▶ [Document segment]
* begin *

What to do? If you want to continue with two-subnet-on-single-interface topology, then you have to instruct connection tracking machinery not to track packets between these two subnets … and in this case default firewall will pass packets:

/ip/firewall/raw
add action=notrack src-address=10.0.0.0/24 dst-address=10.10.0.0/24
add action=notrack src-address=10.10.0.0/24 dst-address=10.0.0.0/24

It’s important to set both src and dst addresses, or else connections towards other networks (including internet) might skip connection tracking and that would mean no statefull firewall.

Another, perhaps even more elegant solution, would be to configure router not to send out redirects. This way devices from both LAN subnets will always use gateway to communicate with each other (does increase load on router, but removes all the problems with firewall) as they will remain unaware of the fact they are using same physical network:

/ip/settings
set send-redirects=no

Thank you for the quick response!

I set the send-redirects option to “no”, and at first did not see any difference and still received redirects from the router. I then added the notrack rules in the firewall which seemed to get the network in a similar state as disabling the drop invalid packets rule did.

* end *

▶ [Information supplied]
* begin *

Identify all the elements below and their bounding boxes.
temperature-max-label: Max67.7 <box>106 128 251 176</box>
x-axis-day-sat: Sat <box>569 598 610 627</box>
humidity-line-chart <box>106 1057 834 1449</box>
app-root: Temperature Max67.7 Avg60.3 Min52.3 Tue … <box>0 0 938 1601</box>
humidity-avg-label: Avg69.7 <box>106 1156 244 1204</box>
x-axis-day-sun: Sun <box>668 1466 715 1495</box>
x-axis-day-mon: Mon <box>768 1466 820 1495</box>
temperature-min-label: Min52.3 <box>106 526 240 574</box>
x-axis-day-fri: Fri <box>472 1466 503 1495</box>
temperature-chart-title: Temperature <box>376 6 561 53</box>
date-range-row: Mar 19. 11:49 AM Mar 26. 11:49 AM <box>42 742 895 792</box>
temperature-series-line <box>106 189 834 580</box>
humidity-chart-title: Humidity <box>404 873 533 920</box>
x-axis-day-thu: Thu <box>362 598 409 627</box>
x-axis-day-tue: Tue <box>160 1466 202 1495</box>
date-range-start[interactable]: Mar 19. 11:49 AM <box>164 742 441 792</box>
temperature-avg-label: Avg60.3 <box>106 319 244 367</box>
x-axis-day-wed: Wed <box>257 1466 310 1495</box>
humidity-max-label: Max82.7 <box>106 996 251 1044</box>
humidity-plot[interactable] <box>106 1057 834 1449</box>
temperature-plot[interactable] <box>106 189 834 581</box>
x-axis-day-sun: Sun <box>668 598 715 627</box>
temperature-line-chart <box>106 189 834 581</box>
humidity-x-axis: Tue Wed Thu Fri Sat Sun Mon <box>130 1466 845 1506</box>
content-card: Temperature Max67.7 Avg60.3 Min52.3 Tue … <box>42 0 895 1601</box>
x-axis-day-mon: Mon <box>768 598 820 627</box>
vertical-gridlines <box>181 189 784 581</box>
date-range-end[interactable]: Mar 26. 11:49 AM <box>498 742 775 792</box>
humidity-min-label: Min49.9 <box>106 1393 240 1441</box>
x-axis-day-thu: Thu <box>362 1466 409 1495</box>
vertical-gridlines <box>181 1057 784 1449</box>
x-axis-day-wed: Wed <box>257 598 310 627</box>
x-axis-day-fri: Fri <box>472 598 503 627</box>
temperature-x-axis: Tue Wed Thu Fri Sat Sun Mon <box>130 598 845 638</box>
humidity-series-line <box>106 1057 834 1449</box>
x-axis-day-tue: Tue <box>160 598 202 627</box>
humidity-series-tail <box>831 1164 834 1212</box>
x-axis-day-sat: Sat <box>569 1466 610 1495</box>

* end *

▶ [Task description] Output the part of the firewall discussion word for word, starting with "Another, perhaps even" and going on through "packets rule did.". Work from the firewall discussion alone.

▶ [Answer to the problem]
Another, perhaps even more elegant solution, would be to configure router not to send out redirects. This way devices from both LAN subnets will always use gateway to communicate with each other (does increase load on router, but removes all the problems with firewall) as they will remain unaware of the fact they are using same physical network:

/ip/settings
set send-redirects=no

Thank you for the quick response!

I set the send-redirects option to “no”, and at first did not see any difference and still received redirects from the router. I then added the notrack rules in the firewall which seemed to get the network in a similar state as disabling the drop invalid packets rule did.